# Start of RECORDS SUPPLIED

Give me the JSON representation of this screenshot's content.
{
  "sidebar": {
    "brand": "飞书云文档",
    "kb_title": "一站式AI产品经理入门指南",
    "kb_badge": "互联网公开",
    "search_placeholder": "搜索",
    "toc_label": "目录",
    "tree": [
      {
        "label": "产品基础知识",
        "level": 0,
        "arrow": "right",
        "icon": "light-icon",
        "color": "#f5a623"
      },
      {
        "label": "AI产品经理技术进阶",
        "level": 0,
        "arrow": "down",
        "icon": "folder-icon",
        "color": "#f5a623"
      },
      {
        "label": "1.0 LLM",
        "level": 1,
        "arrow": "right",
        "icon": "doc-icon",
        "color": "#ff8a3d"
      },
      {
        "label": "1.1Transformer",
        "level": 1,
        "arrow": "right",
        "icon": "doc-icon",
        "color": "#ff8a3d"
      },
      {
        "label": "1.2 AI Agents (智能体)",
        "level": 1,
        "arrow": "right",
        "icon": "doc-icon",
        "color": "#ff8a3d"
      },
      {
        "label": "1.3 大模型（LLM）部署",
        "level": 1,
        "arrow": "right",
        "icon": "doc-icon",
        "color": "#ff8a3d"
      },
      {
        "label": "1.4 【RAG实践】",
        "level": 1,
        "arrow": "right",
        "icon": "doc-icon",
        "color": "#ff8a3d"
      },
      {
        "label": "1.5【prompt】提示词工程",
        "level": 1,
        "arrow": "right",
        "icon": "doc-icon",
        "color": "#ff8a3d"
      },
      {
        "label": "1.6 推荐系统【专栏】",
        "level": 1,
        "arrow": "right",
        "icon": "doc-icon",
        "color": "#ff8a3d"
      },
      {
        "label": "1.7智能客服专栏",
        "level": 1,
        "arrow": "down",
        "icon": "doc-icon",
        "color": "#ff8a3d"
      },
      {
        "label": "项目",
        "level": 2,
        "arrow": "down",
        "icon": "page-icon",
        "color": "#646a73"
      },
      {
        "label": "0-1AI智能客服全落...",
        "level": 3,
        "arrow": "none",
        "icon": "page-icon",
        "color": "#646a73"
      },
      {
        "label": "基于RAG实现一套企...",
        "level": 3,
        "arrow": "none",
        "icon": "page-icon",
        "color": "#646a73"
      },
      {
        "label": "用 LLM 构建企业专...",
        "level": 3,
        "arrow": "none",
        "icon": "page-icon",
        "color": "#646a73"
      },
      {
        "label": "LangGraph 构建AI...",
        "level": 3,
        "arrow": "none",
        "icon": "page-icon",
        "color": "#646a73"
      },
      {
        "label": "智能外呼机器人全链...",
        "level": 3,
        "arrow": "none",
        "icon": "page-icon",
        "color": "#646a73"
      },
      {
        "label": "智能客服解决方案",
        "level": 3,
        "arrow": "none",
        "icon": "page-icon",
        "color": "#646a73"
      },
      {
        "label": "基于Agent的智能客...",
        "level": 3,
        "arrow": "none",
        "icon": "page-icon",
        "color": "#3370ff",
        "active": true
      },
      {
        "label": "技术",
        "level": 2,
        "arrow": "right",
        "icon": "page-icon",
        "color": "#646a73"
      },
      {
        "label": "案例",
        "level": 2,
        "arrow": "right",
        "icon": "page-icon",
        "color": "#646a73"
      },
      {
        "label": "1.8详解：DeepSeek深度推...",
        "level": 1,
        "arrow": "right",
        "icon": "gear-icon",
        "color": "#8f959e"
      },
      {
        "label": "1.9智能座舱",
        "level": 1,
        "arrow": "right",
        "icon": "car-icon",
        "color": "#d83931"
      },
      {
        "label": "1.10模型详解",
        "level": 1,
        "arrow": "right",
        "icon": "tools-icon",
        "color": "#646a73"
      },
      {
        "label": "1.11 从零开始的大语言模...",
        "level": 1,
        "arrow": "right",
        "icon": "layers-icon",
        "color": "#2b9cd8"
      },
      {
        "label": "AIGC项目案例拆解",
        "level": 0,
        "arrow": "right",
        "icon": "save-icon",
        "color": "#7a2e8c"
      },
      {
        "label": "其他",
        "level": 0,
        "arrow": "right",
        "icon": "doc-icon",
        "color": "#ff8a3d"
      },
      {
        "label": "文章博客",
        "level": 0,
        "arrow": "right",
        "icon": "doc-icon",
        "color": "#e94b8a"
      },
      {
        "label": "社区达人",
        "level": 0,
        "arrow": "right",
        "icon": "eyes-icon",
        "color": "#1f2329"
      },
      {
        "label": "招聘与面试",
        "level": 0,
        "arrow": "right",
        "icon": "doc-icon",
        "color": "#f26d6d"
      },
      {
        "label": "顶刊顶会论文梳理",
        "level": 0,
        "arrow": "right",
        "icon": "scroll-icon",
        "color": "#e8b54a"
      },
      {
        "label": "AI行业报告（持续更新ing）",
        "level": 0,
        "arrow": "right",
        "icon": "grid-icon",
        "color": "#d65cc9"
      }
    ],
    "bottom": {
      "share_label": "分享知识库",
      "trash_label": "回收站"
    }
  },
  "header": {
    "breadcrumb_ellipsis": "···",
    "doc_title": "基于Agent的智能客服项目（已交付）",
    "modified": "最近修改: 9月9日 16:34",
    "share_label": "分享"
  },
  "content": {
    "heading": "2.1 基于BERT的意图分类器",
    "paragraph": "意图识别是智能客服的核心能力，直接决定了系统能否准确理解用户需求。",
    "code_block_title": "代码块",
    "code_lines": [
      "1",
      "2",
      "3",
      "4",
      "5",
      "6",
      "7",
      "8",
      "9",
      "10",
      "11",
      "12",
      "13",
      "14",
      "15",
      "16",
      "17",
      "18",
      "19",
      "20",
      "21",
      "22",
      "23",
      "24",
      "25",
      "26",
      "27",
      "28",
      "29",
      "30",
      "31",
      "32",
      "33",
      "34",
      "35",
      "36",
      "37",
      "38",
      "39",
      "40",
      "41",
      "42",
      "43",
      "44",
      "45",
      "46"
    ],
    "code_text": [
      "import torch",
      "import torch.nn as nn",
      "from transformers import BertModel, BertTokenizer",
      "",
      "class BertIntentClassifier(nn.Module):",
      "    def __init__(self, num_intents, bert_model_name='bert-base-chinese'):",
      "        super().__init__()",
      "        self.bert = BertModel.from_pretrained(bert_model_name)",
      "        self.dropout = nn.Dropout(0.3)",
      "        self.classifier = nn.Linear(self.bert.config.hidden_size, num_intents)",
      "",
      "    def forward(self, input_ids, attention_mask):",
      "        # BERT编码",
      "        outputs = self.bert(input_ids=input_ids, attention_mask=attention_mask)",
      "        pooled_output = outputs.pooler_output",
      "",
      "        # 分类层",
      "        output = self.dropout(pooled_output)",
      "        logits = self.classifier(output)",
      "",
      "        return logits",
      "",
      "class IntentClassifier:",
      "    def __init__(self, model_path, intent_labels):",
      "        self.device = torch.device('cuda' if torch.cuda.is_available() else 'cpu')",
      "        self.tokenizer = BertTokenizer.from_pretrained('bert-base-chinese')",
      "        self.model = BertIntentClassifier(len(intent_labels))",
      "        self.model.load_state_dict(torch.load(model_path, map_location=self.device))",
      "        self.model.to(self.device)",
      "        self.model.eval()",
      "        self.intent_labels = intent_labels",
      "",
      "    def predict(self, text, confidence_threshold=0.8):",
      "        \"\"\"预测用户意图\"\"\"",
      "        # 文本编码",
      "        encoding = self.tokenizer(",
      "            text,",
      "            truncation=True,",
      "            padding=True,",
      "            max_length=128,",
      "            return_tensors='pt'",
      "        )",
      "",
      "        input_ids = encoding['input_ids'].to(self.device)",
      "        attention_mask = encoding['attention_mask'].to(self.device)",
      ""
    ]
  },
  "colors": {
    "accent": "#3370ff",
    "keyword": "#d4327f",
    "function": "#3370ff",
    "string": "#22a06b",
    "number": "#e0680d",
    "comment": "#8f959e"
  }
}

# End of RECORDS SUPPLIED

Collect the lines of the records that include the string "dropout".

TASK OUTPUT:
      "        self.dropout = nn.Dropout(0.3)",
      "        output = self.dropout(pooled_output)",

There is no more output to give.